• **Problem to solve**
In the data, extract each line that holds the string "structure".

• **Stored rows**
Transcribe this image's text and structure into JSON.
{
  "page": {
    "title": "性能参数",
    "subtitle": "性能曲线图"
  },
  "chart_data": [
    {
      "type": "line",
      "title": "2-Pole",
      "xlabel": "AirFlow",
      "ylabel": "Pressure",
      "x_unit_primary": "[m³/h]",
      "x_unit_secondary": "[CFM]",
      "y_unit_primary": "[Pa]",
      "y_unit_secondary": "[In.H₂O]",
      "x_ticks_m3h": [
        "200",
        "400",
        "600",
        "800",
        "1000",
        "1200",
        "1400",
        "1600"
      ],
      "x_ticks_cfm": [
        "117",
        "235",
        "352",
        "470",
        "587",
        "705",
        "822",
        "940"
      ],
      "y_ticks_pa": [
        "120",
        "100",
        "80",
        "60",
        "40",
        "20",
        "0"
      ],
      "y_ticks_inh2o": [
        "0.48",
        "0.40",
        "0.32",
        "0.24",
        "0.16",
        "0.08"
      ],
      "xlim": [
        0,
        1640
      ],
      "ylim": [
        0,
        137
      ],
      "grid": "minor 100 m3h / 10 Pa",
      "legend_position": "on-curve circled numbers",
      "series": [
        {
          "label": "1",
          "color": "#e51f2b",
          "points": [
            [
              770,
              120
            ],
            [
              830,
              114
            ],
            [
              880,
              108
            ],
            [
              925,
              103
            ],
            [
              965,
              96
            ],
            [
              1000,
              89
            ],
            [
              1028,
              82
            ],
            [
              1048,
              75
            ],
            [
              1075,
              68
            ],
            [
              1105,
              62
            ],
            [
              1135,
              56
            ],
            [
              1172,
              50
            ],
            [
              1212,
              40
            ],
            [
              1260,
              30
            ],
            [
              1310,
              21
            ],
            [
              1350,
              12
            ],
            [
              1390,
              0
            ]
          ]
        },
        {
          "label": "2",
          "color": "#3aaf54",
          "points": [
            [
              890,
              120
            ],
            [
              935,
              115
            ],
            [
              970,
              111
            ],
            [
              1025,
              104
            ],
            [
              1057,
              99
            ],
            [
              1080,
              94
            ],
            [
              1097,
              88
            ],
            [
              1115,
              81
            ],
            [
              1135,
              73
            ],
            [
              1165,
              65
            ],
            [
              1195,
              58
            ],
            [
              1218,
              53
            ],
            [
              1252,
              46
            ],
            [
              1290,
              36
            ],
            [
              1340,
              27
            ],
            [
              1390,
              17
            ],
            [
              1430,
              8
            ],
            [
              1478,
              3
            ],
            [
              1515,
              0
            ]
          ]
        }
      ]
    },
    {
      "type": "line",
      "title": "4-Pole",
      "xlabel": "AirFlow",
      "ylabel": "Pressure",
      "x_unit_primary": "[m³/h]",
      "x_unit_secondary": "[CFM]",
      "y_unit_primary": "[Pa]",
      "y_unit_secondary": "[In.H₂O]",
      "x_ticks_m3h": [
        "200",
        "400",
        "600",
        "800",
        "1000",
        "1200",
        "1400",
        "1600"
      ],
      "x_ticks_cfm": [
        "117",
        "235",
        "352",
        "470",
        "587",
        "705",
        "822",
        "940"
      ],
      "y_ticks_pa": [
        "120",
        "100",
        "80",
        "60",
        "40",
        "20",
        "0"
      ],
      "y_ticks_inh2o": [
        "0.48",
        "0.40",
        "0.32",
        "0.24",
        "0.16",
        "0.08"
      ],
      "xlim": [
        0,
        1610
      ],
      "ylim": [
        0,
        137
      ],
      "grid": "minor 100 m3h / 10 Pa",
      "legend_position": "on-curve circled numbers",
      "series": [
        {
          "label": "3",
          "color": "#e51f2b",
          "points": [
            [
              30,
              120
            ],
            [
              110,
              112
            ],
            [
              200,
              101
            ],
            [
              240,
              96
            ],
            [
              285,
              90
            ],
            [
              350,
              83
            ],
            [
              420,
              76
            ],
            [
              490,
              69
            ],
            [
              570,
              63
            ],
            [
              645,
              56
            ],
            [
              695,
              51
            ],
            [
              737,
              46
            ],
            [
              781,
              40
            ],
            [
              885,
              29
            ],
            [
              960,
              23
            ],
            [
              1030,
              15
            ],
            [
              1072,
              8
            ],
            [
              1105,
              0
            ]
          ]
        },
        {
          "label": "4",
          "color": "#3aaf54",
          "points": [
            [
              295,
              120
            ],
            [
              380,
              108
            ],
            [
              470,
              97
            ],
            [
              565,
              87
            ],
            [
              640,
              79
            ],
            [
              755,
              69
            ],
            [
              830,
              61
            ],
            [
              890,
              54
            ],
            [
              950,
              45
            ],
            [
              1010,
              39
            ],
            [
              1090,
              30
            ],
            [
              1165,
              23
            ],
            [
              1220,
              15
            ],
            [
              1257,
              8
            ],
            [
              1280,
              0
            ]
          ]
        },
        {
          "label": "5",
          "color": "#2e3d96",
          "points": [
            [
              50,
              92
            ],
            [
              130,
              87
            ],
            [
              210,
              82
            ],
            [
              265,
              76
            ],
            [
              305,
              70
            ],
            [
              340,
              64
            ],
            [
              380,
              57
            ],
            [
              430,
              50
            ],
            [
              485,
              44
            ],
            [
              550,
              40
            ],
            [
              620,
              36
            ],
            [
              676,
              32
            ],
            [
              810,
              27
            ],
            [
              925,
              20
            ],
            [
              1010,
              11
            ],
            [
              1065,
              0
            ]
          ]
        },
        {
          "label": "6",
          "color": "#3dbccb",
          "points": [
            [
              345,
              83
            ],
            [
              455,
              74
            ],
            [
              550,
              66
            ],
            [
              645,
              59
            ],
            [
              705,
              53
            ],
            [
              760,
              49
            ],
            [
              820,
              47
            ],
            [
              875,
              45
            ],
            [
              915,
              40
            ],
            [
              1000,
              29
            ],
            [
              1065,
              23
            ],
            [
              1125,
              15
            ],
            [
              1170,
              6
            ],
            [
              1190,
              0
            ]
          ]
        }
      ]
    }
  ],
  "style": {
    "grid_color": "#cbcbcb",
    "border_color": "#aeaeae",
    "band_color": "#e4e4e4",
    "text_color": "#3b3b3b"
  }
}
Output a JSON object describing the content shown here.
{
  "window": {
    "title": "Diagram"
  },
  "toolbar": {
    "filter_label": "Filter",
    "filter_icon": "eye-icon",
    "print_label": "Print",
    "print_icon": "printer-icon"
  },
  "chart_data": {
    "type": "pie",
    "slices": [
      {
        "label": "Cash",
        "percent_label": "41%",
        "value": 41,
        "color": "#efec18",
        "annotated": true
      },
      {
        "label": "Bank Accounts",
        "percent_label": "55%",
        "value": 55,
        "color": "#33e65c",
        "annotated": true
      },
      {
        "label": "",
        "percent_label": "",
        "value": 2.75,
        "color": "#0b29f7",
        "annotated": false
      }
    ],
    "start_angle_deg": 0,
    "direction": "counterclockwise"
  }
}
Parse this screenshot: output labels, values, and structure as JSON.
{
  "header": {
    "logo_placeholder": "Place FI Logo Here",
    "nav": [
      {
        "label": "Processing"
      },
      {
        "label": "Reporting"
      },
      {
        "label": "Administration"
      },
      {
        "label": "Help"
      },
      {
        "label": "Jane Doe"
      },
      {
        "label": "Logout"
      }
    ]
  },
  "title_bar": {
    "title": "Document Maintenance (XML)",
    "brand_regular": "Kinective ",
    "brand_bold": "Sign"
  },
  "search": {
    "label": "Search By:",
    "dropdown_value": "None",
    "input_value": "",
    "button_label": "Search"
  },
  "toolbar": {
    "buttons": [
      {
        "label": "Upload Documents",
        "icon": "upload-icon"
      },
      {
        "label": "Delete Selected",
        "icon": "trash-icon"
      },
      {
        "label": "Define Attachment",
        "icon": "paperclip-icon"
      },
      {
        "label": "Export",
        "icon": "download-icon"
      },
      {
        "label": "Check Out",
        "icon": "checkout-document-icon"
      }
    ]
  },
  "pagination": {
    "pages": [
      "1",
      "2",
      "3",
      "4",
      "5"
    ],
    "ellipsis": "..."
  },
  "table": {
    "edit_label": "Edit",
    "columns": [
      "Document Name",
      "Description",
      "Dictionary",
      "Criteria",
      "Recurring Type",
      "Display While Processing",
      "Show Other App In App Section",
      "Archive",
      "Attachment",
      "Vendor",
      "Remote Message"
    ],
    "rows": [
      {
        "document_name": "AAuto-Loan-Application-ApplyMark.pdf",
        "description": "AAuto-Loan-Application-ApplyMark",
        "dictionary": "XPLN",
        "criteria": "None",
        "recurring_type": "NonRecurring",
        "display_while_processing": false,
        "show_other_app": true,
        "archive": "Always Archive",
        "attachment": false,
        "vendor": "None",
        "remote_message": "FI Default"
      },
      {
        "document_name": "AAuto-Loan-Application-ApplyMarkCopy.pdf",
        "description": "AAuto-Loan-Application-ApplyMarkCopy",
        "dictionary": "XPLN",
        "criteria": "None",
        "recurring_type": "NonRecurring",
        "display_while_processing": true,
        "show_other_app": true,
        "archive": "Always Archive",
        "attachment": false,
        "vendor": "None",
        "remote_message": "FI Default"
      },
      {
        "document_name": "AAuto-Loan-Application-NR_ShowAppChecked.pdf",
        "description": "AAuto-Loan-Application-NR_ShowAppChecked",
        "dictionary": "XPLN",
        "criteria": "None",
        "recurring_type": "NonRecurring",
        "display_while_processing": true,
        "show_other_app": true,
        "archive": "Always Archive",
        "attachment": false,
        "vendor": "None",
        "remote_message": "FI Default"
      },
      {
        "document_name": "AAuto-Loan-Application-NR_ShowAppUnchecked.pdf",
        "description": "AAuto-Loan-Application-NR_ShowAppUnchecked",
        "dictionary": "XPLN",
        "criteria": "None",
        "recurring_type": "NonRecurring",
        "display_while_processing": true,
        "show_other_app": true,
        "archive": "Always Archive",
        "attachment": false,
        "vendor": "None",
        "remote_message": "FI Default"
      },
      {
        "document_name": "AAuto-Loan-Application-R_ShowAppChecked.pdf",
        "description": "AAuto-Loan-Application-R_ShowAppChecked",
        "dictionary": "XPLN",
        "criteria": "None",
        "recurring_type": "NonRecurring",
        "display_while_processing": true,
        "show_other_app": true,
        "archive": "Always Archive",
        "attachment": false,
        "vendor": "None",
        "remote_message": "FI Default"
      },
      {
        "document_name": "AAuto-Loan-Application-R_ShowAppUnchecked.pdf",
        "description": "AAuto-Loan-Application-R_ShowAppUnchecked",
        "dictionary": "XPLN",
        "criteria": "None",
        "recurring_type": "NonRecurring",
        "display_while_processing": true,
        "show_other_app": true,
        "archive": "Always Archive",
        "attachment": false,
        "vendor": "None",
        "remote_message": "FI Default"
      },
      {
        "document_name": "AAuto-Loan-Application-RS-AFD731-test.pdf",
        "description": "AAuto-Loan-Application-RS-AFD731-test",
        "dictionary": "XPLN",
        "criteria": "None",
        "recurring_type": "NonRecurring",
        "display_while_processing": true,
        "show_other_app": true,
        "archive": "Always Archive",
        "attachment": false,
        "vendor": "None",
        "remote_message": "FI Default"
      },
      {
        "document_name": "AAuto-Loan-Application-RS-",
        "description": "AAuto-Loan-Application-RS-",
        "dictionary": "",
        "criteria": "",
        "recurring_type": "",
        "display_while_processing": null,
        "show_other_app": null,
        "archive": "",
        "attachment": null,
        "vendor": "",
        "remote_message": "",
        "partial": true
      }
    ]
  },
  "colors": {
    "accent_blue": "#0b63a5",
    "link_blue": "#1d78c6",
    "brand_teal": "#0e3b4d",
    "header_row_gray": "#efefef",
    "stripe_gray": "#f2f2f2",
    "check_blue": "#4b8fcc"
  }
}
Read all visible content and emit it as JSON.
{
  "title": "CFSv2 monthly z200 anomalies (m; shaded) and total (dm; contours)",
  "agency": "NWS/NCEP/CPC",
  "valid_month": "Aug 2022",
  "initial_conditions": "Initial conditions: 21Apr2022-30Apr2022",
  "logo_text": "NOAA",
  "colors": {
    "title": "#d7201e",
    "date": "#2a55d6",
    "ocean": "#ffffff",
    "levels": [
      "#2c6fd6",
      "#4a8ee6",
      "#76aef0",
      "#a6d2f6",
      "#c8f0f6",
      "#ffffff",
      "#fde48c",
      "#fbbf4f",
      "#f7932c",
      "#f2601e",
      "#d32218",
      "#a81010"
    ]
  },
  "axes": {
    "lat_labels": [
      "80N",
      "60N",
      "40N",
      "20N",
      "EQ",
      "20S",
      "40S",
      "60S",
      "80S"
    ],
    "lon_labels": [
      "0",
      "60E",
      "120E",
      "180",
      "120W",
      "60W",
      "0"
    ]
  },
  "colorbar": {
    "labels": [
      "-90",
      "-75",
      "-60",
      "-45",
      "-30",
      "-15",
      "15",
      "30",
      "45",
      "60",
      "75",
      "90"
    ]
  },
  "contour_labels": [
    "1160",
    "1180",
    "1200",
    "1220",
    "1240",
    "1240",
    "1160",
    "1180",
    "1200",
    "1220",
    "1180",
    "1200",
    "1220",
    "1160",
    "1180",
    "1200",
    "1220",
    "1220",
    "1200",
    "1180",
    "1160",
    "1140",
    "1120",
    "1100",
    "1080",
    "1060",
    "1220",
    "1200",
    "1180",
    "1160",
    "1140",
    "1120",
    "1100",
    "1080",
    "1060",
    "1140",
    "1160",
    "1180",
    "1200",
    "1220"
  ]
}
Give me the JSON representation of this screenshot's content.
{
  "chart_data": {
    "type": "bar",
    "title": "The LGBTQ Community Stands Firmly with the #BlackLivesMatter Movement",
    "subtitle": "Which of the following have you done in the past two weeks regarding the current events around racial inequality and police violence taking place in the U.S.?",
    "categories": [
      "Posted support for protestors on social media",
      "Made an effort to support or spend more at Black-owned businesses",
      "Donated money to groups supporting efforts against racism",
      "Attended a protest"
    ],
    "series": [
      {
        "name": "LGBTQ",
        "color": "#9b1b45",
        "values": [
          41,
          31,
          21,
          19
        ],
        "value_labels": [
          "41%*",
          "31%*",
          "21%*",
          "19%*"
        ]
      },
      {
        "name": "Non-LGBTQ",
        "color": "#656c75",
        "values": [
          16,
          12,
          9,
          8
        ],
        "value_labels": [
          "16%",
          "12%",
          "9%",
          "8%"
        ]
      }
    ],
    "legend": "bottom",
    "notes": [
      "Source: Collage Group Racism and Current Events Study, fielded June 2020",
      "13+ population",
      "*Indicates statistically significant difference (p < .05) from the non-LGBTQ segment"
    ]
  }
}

• **Problem solution**
Transcribe this image's text and structure into JSON.
Parse this screenshot: output labels, values, and structure as JSON.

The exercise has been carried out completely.